----- RECORDS SHOWN -----

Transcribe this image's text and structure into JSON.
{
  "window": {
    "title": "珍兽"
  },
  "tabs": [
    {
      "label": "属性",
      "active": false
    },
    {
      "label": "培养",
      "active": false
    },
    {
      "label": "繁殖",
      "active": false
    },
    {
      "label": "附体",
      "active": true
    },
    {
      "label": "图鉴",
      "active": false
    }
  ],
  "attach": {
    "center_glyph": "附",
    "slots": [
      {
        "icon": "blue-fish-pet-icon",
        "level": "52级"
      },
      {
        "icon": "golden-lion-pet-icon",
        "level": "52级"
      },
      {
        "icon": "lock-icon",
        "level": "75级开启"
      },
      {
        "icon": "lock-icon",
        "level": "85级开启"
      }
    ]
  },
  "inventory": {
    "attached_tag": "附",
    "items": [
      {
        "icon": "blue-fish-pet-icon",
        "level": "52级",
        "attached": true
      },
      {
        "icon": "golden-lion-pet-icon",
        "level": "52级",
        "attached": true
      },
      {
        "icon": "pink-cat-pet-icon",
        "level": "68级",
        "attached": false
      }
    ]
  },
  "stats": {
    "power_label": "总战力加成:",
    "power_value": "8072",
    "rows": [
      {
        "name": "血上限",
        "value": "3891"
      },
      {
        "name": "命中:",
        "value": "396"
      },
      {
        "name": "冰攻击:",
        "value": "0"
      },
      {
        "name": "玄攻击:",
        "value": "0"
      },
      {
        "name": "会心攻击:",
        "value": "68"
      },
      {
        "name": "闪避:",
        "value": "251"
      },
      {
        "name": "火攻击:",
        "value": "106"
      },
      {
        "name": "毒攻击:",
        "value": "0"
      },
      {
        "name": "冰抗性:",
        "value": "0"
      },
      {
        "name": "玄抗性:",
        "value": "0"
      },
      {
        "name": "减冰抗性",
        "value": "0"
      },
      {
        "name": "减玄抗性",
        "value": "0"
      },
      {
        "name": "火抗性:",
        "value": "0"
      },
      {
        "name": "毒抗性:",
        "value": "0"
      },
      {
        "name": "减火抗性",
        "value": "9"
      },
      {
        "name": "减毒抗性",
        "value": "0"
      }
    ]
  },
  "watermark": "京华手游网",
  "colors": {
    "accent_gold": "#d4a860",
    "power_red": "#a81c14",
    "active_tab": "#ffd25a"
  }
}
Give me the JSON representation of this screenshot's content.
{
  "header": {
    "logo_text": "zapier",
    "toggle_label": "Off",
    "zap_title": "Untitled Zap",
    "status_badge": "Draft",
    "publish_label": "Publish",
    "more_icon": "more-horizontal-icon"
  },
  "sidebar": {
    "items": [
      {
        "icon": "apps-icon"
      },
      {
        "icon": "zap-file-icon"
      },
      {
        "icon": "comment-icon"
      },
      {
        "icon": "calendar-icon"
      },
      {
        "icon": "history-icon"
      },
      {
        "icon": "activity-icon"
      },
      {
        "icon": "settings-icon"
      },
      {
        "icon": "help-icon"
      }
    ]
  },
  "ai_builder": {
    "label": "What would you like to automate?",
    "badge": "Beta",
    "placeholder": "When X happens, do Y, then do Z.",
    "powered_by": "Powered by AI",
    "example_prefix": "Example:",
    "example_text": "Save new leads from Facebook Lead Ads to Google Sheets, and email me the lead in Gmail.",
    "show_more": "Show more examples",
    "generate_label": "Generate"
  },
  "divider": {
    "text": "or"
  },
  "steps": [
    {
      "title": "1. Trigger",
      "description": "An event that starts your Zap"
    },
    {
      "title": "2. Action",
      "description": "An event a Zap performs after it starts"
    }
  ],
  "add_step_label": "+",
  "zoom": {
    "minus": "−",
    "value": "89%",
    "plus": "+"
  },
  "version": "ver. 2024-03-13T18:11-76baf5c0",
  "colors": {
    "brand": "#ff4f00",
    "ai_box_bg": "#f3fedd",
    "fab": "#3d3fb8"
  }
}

-----
----- RECORDS SHOWN -----

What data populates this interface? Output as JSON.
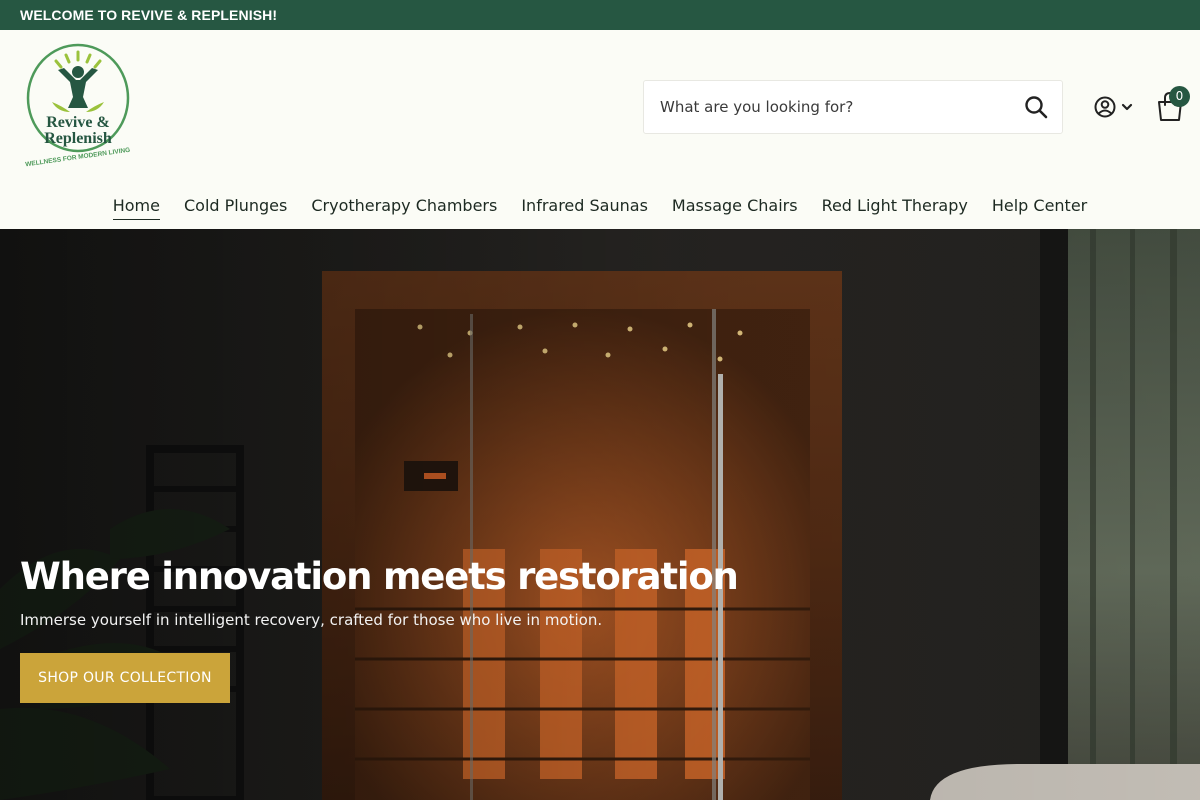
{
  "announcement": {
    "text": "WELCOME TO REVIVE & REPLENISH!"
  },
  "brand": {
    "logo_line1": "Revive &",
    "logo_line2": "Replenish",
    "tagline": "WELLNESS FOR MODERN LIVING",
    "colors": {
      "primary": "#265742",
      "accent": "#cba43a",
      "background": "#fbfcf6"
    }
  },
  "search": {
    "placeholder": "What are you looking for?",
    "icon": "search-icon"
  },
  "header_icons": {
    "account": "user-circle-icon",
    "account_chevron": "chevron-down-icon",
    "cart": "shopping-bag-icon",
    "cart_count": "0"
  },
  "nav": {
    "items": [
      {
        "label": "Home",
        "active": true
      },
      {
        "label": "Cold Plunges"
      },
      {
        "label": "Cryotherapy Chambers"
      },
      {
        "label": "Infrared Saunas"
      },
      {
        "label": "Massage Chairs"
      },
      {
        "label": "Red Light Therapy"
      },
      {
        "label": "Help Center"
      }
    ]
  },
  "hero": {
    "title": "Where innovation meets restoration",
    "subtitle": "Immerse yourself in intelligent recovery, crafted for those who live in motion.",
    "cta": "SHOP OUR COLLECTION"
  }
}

-----
----- RECORDS SHOWN -----

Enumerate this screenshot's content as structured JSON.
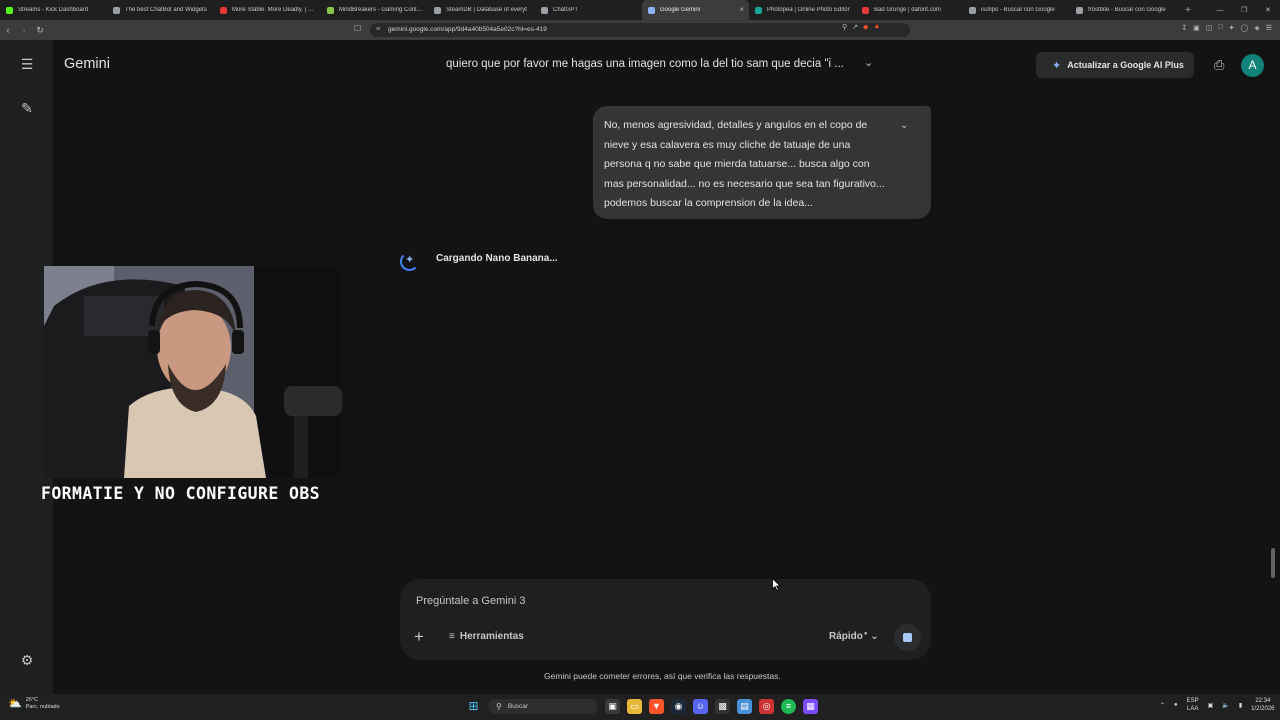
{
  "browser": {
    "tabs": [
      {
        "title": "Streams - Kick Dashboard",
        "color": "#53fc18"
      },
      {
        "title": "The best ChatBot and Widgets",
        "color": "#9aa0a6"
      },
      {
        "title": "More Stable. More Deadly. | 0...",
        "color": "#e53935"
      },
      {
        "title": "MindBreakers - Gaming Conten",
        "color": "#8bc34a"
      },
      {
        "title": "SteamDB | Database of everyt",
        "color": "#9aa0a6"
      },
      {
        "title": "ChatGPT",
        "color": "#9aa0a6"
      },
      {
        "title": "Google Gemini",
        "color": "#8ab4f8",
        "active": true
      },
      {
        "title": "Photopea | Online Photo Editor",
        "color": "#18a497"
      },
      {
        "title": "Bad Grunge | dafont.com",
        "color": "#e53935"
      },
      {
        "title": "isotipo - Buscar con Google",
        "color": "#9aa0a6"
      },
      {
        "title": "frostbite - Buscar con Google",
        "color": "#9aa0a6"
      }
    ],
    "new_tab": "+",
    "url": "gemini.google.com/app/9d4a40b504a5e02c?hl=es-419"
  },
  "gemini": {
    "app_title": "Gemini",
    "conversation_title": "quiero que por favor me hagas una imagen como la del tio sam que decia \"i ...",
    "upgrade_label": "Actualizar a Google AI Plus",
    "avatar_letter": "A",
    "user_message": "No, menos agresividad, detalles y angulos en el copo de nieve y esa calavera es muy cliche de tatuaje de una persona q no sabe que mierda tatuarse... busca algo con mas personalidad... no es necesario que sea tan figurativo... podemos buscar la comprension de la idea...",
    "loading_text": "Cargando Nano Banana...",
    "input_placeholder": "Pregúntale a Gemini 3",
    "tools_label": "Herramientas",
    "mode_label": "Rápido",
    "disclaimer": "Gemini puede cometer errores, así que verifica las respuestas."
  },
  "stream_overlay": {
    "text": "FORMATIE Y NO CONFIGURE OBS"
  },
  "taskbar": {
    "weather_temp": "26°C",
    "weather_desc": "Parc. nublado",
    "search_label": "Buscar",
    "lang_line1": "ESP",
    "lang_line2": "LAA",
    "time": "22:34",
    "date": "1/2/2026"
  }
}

-----

## EXERCISE DESCRIPTION
Copy out every line where the word "this" occurs.

## WRITTEN SOLUTION
Transcribe this image's text and structure into JSON.
Give me the JSON representation of this screenshot's content.
What data populates this interface? Output as JSON.
Enumerate this screenshot's content as structured JSON.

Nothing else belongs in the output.